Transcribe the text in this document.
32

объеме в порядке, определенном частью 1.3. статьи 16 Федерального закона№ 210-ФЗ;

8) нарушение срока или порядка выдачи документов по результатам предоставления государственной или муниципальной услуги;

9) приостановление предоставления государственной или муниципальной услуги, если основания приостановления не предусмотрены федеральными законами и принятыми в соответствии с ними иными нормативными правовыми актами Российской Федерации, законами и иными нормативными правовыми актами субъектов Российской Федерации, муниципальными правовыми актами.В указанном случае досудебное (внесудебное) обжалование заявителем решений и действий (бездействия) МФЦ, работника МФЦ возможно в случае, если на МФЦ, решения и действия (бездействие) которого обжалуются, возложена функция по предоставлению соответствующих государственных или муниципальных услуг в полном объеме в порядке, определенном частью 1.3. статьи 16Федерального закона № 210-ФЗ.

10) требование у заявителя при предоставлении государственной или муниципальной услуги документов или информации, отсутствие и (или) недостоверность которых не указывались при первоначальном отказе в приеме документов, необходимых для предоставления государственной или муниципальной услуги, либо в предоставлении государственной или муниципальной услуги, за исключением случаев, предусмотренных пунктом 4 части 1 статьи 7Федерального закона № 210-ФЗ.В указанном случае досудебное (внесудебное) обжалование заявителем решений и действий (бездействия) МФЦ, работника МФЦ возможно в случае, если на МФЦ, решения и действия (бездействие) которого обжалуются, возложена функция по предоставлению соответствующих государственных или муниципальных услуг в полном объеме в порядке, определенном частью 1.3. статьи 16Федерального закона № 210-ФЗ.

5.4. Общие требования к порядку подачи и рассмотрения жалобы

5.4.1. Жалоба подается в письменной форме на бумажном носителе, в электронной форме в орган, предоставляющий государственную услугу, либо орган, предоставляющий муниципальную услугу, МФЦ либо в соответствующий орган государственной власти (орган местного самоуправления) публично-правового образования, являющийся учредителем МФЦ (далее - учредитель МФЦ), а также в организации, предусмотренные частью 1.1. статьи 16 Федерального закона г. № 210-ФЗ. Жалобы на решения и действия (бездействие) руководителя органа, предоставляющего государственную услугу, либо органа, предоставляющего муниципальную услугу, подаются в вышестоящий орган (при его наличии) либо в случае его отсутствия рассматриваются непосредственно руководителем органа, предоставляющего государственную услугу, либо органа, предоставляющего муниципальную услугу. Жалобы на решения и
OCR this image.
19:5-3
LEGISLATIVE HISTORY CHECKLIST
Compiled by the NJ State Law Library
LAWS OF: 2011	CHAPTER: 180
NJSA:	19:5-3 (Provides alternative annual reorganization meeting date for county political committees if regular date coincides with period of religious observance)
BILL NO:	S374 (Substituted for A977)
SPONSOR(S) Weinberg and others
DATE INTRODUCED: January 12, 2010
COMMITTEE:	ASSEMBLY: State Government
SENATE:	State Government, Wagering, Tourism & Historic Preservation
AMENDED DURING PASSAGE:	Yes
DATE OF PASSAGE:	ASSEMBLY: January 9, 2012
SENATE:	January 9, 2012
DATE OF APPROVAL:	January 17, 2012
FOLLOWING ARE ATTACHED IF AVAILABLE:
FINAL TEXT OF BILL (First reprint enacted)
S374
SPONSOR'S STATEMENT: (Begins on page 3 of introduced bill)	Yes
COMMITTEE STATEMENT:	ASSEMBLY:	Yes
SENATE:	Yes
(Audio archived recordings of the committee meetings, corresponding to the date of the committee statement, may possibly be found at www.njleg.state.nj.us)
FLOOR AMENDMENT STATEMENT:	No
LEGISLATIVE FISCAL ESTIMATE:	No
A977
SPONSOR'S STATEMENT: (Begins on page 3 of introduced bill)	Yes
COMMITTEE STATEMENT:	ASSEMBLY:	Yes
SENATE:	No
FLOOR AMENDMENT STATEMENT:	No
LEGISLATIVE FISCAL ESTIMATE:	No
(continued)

_ _ _ _ _ _ _

Reproduce the material verbatim, line by line.

Transcribe the text in this document.
32

объеме в порядке, определенном частью 1.3. статьи 16 Федерального закона№ 210-ФЗ;

8) нарушение срока или порядка выдачи документов по результатам предоставления государственной или муниципальной услуги;

9) приостановление предоставления государственной или муниципальной услуги, если основания приостановления не предусмотрены федеральными законами и принятыми в соответствии с ними иными нормативными правовыми актами Российской Федерации, законами и иными нормативными правовыми актами субъектов Российской Федерации, муниципальными правовыми актами.В указанном случае досудебное (внесудебное) обжалование заявителем решений и действий (бездействия) МФЦ, работника МФЦ возможно в случае, если на МФЦ, решения и действия (бездействие) которого обжалуются, возложена функция по предоставлению соответствующих государственных или муниципальных услуг в полном объеме в порядке, определенном частью 1.3. статьи 16Федерального закона № 210-ФЗ.

10) требование у заявителя при предоставлении государственной или муниципальной услуги документов или информации, отсутствие и (или) недостоверность которых не указывались при первоначальном отказе в приеме документов, необходимых для предоставления государственной или муниципальной услуги, либо в предоставлении государственной или муниципальной услуги, за исключением случаев, предусмотренных пунктом 4 части 1 статьи 7Федерального закона № 210-ФЗ.В указанном случае досудебное (внесудебное) обжалование заявителем решений и действий (бездействия) МФЦ, работника МФЦ возможно в случае, если на МФЦ, решения и действия (бездействие) которого обжалуются, возложена функция по предоставлению соответствующих государственных или муниципальных услуг в полном объеме в порядке, определенном частью 1.3. статьи 16Федерального закона № 210-ФЗ.

5.4. Общие требования к порядку подачи и рассмотрения жалобы

5.4.1. Жалоба подается в письменной форме на бумажном носителе, в электронной форме в орган, предоставляющий государственную услугу, либо орган, предоставляющий муниципальную услугу, МФЦ либо в соответствующий орган государственной власти (орган местного самоуправления) публично-правового образования, являющийся учредителем МФЦ (далее - учредитель МФЦ), а также в организации, предусмотренные частью 1.1. статьи 16 Федерального закона г. № 210-ФЗ. Жалобы на решения и действия (бездействие) руководителя органа, предоставляющего государственную услугу, либо органа, предоставляющего муниципальную услугу, подаются в вышестоящий орган (при его наличии) либо в случае его отсутствия рассматриваются непосредственно руководителем органа, предоставляющего государственную услугу, либо органа, предоставляющего муниципальную услугу. Жалобы на решения и
OCR this image.
19:5-3
LEGISLATIVE HISTORY CHECKLIST
Compiled by the NJ State Law Library
LAWS OF: 2011	CHAPTER: 180
NJSA:	19:5-3 (Provides alternative annual reorganization meeting date for county political committees if regular date coincides with period of religious observance)
BILL NO:	S374 (Substituted for A977)
SPONSOR(S) Weinberg and others
DATE INTRODUCED: January 12, 2010
COMMITTEE:	ASSEMBLY: State Government
SENATE:	State Government, Wagering, Tourism & Historic Preservation
AMENDED DURING PASSAGE:	Yes
DATE OF PASSAGE:	ASSEMBLY: January 9, 2012
SENATE:	January 9, 2012
DATE OF APPROVAL:	January 17, 2012
FOLLOWING ARE ATTACHED IF AVAILABLE:
FINAL TEXT OF BILL (First reprint enacted)
S374
SPONSOR'S STATEMENT: (Begins on page 3 of introduced bill)	Yes
COMMITTEE STATEMENT:	ASSEMBLY:	Yes
SENATE:	Yes
(Audio archived recordings of the committee meetings, corresponding to the date of the committee statement, may possibly be found at www.njleg.state.nj.us)
FLOOR AMENDMENT STATEMENT:	No
LEGISLATIVE FISCAL ESTIMATE:	No
A977
SPONSOR'S STATEMENT: (Begins on page 3 of introduced bill)	Yes
COMMITTEE STATEMENT:	ASSEMBLY:	Yes
SENATE:	No
FLOOR AMENDMENT STATEMENT:	No
LEGISLATIVE FISCAL ESTIMATE:	No
(continued)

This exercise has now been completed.